- [TUGAS 1] Menurut teks tentang algoritma di bawah, lewat esai apa Paulo Freire mengulas frasa "menjadi Subjek yang tidak terduga" secara serius?

--------

Merdeka dari algoritma!
Adaptasi adalah perilaku yang menjadi ciri khas ranah fauna. Ketika perilaku ini memanifestasi pada manusia, ia menjadi simptom dehumanisasi.
Dalam tulisan “Menjadi tak terduga”, saya merasa perlu menjelaskan lagi tentang frasa “menjadi Subjek yang tidak terduga”. Frasa itu tampak sederhana, tapi sebenarnya konsepnya mendalam. Paulo Freire mengulasnya secara serius lewat esai “Masyarakat dalam Transisi” (Society in Transition, 2021). Tentang periode saat signifikansi nilai-nilai lama bertransformasi.
Transformasi ini bukan sekadar pergantian tahun atau pertambahan umur; ia adalah ultimatum sosiologis. Jika kita gagal naik ke level refleksi yang memadai, kita tidak akan bisa berintegrasi secara sadar sebagai Subyek, tapi sekadar masuk jebakan adaptasi algoritma—diatur, dikendalikan, dan dimanipulasi oleh kapital yang nyaris tak terbatas—menjadi Objek.
Di internet kita disodori pilihan-pilihan oleh algoritma dengan dalih perferensi. Kalau seorang netizen sering browsing situs produk teknologi terkini, ia akan masuk keranjang Tech Enthusiasts; Saat doyan posting masakan, masuk ke kandang Cooking Enthusiasts; Begitu nge-like foto pemandangan, dilabel Outdoor Enthusiasts.

--------

- [TUGAS 2] Ulangi persis baris-baris catatan di bawah, mulai dari awal catatan dan berakhir pada baris yang memuat "panel-title: Perfectly Clear", kedua ujungnya ikut disertakan.

- [DATA LATIHAN]

--------

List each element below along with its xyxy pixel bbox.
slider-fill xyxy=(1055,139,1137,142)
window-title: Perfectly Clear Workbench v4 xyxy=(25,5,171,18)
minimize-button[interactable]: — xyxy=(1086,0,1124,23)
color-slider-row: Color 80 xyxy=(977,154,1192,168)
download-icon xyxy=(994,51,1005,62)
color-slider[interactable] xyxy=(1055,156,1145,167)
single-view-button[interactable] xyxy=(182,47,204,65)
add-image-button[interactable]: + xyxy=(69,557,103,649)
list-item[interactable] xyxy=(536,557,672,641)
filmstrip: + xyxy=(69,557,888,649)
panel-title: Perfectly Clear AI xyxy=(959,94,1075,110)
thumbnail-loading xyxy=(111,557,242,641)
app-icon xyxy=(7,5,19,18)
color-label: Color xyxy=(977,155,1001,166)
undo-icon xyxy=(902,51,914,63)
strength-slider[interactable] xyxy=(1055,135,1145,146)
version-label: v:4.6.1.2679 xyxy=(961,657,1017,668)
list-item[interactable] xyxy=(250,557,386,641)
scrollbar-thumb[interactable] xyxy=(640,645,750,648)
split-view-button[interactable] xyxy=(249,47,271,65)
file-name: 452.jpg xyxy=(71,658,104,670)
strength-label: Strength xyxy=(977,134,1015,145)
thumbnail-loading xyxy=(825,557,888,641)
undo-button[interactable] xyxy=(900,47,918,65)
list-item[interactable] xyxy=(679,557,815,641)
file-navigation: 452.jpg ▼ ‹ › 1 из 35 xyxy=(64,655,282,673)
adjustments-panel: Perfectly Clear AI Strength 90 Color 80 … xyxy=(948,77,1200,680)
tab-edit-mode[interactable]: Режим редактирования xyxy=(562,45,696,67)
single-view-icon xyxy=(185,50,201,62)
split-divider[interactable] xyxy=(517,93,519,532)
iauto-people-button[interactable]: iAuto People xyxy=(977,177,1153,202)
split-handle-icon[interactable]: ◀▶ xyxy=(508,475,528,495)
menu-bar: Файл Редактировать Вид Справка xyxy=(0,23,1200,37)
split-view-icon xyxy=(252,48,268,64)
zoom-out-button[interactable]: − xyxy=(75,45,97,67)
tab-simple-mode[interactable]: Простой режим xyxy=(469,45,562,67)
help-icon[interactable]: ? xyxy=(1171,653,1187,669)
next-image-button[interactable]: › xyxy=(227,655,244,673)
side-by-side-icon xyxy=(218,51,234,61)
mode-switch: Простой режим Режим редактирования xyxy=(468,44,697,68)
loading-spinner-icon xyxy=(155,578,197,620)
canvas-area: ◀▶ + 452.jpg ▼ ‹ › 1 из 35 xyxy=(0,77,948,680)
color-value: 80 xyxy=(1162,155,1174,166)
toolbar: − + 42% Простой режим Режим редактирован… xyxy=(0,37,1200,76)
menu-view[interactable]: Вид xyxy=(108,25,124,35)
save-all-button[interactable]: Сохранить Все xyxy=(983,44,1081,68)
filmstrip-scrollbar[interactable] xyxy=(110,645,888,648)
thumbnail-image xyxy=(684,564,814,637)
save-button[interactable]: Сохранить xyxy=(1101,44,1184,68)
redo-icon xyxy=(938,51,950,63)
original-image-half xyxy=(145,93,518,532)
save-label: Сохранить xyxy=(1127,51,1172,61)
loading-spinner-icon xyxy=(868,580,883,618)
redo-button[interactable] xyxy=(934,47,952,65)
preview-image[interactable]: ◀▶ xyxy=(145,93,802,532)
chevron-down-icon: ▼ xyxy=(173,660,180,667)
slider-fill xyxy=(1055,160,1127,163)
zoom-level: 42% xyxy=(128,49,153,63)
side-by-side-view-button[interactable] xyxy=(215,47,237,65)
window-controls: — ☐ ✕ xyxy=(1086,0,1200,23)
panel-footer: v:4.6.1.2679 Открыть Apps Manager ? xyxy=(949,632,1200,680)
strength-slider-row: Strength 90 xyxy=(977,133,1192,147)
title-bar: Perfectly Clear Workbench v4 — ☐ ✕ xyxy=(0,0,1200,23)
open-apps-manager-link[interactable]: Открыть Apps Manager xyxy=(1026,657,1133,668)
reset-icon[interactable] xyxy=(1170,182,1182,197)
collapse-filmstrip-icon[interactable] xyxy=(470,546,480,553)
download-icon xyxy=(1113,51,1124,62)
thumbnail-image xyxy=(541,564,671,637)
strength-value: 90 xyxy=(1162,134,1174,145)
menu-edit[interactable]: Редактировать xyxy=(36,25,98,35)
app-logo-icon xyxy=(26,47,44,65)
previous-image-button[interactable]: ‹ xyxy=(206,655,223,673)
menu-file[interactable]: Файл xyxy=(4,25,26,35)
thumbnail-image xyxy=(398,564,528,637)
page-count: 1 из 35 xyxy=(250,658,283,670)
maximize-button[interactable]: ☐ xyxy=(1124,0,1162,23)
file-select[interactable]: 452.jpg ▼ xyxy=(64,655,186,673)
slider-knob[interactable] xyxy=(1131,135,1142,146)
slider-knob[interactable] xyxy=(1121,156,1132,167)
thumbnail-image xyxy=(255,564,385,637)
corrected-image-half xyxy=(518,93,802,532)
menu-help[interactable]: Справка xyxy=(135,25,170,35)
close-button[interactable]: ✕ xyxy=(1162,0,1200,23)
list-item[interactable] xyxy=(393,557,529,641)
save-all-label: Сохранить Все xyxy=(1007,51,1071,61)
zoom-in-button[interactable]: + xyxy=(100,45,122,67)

--------

- [JAWABAN LENGKAP 1] Lewat esai "Masyarakat dalam Transisi" (Society in Transition, 2021).

- [JAWABAN LENGKAP 2]
List each element below along with its xyxy pixel bbox.
slider-fill xyxy=(1055,139,1137,142)
window-title: Perfectly Clear Workbench v4 xyxy=(25,5,171,18)
minimize-button[interactable]: — xyxy=(1086,0,1124,23)
color-slider-row: Color 80 xyxy=(977,154,1192,168)
download-icon xyxy=(994,51,1005,62)
color-slider[interactable] xyxy=(1055,156,1145,167)
single-view-button[interactable] xyxy=(182,47,204,65)
add-image-button[interactable]: + xyxy=(69,557,103,649)
list-item[interactable] xyxy=(536,557,672,641)
filmstrip: + xyxy=(69,557,888,649)
panel-title: Perfectly Clear AI xyxy=(959,94,1075,110)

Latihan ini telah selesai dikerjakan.